#### Task prompt:
Pull out all lines from the listing below in which the word "platepar" appears.

Dataset listings of figures
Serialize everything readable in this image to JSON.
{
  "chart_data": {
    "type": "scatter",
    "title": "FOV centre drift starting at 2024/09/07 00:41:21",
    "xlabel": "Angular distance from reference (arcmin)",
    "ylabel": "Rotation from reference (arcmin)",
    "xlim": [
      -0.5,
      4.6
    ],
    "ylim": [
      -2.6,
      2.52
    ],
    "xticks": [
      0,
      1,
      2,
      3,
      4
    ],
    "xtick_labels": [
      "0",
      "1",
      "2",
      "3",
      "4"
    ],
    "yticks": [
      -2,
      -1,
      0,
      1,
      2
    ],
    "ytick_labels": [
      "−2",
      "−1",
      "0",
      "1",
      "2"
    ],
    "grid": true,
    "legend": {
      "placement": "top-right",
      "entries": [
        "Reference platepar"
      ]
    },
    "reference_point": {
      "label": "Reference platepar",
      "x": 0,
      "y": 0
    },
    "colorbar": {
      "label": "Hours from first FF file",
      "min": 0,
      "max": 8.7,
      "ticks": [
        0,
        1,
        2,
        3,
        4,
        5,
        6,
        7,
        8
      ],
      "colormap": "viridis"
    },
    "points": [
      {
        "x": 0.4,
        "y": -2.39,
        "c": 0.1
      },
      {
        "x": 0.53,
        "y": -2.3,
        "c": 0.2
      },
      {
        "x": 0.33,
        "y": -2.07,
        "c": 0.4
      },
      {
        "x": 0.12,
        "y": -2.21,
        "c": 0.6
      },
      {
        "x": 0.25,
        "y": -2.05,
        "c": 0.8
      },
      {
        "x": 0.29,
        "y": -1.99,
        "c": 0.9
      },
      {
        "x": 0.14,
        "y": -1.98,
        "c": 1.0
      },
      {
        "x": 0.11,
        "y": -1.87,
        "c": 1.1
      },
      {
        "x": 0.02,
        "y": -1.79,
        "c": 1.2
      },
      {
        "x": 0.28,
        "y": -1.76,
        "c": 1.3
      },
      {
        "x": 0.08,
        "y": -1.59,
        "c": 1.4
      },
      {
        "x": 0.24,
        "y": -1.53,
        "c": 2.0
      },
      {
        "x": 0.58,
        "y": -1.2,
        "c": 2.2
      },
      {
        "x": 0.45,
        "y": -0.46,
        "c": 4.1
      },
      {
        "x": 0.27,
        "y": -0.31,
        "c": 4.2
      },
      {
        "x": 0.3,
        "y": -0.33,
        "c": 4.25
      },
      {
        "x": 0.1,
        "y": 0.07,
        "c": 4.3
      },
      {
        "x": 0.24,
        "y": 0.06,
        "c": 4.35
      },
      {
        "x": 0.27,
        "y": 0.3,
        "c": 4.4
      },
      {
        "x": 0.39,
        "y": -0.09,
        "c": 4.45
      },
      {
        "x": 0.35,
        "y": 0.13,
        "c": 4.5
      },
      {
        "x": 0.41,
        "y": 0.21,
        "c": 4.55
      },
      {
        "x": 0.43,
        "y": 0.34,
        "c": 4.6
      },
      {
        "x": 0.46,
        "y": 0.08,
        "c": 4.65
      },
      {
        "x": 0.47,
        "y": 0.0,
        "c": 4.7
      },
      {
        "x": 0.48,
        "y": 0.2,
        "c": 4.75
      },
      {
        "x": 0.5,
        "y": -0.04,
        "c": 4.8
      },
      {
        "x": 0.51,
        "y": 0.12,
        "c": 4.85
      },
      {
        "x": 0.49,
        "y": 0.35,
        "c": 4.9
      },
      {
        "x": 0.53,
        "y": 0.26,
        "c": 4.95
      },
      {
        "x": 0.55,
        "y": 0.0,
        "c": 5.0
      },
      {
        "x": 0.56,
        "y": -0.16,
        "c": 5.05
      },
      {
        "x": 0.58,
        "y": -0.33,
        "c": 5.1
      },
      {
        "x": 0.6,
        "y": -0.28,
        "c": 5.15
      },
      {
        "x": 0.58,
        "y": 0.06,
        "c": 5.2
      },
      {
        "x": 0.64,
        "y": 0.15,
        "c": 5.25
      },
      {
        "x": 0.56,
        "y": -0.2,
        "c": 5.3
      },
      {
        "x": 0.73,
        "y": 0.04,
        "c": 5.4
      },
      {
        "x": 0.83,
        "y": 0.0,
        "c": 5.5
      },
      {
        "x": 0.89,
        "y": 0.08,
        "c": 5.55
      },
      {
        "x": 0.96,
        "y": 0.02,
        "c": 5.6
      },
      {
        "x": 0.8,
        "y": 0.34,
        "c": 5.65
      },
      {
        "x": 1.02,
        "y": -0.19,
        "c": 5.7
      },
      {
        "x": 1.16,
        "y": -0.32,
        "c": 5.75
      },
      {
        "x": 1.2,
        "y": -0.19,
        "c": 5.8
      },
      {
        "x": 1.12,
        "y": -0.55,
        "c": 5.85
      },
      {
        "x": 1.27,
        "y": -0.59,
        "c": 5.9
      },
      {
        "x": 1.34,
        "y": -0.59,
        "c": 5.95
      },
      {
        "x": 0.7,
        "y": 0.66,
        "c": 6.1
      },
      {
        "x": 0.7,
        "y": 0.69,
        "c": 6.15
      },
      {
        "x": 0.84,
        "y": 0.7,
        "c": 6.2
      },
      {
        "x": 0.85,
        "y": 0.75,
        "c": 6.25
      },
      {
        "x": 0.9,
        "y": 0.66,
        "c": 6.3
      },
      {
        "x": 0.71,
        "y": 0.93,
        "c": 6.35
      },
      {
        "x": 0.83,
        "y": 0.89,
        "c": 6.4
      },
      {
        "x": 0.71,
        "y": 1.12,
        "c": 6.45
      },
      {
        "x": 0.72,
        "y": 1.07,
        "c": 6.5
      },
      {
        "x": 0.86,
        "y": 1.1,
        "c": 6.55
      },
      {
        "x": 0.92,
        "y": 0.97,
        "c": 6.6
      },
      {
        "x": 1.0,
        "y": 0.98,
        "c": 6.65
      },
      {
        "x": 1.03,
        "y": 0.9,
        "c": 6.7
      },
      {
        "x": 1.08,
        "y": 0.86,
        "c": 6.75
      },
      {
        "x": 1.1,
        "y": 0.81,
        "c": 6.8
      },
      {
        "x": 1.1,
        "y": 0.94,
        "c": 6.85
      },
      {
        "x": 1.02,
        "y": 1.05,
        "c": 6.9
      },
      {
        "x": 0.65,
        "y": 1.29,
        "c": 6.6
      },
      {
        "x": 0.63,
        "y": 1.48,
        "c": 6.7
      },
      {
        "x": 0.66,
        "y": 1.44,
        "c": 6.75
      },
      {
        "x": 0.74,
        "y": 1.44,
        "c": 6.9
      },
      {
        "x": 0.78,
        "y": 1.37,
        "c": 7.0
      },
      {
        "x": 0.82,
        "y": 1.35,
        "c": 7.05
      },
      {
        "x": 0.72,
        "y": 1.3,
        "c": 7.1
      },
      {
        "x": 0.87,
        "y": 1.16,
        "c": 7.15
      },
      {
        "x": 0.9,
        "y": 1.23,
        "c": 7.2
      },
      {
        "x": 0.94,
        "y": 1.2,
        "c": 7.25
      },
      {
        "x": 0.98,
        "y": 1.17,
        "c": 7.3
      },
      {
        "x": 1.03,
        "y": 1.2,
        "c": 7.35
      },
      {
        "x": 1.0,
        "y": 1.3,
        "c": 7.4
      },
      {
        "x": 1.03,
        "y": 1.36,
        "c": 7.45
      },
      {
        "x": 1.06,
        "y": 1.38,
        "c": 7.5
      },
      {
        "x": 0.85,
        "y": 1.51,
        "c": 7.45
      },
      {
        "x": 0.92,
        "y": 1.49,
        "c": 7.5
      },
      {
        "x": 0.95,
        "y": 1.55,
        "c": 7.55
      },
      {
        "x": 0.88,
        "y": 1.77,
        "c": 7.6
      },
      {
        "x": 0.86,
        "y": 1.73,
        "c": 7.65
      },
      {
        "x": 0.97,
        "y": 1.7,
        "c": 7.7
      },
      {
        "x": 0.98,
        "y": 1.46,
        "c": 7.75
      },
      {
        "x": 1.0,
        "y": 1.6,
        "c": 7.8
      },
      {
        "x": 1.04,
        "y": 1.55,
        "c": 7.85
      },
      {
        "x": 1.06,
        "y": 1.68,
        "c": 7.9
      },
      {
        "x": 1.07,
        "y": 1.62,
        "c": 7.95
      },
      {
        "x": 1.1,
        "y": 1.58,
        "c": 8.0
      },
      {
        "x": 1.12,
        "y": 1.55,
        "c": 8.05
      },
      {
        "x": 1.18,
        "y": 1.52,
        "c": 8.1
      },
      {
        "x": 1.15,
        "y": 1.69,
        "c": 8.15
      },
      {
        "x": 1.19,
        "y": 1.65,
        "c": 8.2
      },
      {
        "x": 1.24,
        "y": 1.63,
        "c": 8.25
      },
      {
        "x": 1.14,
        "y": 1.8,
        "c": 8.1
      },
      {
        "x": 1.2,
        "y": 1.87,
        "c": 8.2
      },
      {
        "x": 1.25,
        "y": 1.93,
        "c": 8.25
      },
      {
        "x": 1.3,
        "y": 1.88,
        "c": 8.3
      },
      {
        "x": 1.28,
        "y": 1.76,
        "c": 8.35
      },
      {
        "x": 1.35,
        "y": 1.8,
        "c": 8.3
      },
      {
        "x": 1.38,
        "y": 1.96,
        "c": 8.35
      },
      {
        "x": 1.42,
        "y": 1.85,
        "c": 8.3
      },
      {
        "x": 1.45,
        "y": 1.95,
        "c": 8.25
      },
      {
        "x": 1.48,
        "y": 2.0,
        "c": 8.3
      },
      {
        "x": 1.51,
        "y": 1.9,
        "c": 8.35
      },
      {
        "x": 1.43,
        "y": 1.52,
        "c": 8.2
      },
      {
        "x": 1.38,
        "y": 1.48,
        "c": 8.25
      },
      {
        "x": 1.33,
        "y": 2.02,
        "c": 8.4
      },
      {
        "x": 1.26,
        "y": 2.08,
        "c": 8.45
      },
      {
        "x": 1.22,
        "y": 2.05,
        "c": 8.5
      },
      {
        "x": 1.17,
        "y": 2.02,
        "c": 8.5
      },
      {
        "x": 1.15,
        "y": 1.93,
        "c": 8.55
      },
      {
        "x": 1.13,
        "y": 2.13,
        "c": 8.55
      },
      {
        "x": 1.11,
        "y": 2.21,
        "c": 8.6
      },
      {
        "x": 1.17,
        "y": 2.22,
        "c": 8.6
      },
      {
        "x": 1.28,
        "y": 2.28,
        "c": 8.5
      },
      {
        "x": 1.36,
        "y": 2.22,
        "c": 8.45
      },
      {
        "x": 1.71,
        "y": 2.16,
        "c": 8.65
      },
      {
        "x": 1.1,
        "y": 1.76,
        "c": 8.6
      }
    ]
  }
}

#### Full response:
        "Reference platepar"
      "label": "Reference platepar",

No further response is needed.